*Request*: From the listing below, extract each line containing the string "color".

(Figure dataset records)
....................
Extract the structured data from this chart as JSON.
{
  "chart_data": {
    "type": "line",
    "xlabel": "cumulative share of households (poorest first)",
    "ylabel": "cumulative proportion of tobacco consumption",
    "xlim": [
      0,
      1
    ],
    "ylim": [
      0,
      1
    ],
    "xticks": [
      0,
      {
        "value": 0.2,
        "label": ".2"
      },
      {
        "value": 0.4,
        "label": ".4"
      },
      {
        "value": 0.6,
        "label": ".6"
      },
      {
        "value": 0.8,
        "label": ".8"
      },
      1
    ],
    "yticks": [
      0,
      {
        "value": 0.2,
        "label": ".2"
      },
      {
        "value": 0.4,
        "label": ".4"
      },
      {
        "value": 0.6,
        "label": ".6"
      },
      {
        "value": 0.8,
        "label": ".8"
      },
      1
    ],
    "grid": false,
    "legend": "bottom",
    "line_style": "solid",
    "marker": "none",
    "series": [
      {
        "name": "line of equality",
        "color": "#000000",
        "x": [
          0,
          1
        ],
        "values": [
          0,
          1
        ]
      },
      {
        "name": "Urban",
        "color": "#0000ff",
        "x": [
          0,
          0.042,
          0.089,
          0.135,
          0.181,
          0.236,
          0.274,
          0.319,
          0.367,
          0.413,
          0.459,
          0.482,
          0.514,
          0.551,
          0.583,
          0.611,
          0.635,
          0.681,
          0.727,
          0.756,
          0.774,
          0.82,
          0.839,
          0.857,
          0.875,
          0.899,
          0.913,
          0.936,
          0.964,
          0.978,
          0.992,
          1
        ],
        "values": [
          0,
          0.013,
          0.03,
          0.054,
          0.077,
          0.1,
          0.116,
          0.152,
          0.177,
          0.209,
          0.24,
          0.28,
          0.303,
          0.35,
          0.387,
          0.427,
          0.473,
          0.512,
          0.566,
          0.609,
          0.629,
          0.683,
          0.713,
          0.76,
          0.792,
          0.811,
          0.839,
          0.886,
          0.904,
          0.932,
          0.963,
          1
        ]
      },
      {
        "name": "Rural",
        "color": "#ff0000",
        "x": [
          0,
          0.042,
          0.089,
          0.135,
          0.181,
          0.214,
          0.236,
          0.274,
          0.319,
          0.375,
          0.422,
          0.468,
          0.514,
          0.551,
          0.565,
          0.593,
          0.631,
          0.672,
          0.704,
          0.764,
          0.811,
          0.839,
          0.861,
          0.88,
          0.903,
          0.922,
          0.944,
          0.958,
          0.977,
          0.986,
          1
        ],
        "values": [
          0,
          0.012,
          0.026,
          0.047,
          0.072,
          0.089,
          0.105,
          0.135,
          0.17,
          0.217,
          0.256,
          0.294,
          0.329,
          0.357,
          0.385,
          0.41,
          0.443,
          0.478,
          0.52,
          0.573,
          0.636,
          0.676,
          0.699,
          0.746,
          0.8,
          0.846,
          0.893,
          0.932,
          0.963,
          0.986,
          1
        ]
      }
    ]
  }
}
....................
*Reply to the task*:
        "color": "#000000",
        "color": "#0000ff",
        "color": "#ff0000",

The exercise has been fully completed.